Reproduce the rows starting with the first one and going on through the row with "cobblestone-photo <box>701 650 1129 908</box>", swapping "components" for "elements" and leaving everything else unchanged.

──────── Records shown

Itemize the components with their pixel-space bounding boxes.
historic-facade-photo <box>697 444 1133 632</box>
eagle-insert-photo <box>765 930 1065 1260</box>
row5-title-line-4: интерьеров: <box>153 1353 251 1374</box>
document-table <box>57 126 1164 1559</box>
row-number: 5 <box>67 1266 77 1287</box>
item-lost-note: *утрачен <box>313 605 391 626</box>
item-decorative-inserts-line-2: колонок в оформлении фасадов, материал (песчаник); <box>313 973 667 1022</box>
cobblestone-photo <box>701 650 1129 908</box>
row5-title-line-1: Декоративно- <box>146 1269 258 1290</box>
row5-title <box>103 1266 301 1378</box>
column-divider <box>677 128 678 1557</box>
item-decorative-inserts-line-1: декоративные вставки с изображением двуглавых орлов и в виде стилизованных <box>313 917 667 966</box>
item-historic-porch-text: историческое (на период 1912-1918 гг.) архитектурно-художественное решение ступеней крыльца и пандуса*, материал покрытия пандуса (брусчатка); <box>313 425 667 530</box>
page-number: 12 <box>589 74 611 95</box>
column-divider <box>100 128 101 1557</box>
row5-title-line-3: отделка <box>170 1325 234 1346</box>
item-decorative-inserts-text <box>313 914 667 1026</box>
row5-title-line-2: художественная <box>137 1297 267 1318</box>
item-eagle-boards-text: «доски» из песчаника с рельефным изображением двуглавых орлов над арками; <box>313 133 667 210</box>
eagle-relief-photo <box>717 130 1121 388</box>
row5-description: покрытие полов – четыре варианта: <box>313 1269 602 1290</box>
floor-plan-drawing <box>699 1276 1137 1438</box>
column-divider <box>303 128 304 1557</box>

────────────────

Answer to this exercise —
Itemize the elements with their pixel-space bounding boxes.
historic-facade-photo <box>697 444 1133 632</box>
eagle-insert-photo <box>765 930 1065 1260</box>
row5-title-line-4: интерьеров: <box>153 1353 251 1374</box>
document-table <box>57 126 1164 1559</box>
row-number: 5 <box>67 1266 77 1287</box>
item-lost-note: *утрачен <box>313 605 391 626</box>
item-decorative-inserts-line-2: колонок в оформлении фасадов, материал (песчаник); <box>313 973 667 1022</box>
cobblestone-photo <box>701 650 1129 908</box>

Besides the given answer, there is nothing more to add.